§ AIM
Filter the listing below, copying every line in which the word "کلنگی" appears.

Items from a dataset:
◇ ◇ ◇ ◇ ◇ ◇ ◇

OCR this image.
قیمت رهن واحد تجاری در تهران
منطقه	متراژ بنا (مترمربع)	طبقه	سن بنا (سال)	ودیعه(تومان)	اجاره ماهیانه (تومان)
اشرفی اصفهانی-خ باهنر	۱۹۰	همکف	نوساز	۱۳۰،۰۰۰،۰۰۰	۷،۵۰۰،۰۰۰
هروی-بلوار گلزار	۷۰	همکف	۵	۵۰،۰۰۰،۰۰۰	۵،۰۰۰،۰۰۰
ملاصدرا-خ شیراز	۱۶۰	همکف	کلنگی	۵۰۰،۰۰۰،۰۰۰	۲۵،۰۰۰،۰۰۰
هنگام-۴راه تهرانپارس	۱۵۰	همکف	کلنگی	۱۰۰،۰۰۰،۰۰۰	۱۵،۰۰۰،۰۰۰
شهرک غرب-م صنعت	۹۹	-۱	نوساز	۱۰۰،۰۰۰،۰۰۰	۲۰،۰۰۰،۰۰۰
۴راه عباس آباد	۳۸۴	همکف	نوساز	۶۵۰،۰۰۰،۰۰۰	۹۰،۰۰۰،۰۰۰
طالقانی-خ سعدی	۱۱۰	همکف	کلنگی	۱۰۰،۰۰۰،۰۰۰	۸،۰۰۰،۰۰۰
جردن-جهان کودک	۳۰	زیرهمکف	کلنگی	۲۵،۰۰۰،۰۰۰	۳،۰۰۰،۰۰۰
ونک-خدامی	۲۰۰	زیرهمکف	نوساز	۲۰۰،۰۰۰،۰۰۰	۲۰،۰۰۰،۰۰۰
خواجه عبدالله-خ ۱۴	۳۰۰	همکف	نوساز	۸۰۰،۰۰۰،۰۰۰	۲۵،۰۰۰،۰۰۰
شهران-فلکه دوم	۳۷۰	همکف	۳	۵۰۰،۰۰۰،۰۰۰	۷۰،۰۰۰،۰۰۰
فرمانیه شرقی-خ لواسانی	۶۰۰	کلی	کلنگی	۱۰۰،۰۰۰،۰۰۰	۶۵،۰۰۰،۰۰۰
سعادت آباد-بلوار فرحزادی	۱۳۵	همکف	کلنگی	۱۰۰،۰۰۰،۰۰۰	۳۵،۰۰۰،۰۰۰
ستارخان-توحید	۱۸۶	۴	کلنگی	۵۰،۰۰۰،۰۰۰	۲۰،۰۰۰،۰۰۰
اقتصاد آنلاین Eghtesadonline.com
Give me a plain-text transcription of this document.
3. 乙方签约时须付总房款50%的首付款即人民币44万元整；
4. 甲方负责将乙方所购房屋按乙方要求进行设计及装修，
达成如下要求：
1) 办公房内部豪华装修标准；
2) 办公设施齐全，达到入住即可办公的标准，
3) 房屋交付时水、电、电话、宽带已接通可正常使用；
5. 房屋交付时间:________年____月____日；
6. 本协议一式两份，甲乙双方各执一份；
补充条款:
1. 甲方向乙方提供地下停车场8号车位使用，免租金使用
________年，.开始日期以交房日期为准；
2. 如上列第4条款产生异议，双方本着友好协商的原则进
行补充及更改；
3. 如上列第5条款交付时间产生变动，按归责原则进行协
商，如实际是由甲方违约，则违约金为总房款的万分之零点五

◇ ◇ ◇ ◇ ◇ ◇ ◇

§ WRITTEN ANSWER
ملاصدرا-خ شیراز	۱۶۰	همکف	کلنگی	۵۰۰،۰۰۰،۰۰۰	۲۵،۰۰۰،۰۰۰
هنگام-۴راه تهرانپارس	۱۵۰	همکف	کلنگی	۱۰۰،۰۰۰،۰۰۰	۱۵،۰۰۰،۰۰۰
طالقانی-خ سعدی	۱۱۰	همکف	کلنگی	۱۰۰،۰۰۰،۰۰۰	۸،۰۰۰،۰۰۰
جردن-جهان کودک	۳۰	زیرهمکف	کلنگی	۲۵،۰۰۰،۰۰۰	۳،۰۰۰،۰۰۰
فرمانیه شرقی-خ لواسانی	۶۰۰	کلی	کلنگی	۱۰۰،۰۰۰،۰۰۰	۶۵،۰۰۰،۰۰۰
سعادت آباد-بلوار فرحزادی	۱۳۵	همکف	کلنگی	۱۰۰،۰۰۰،۰۰۰	۳۵،۰۰۰،۰۰۰
ستارخان-توحید	۱۸۶	۴	کلنگی	۵۰،۰۰۰،۰۰۰	۲۰،۰۰۰،۰۰۰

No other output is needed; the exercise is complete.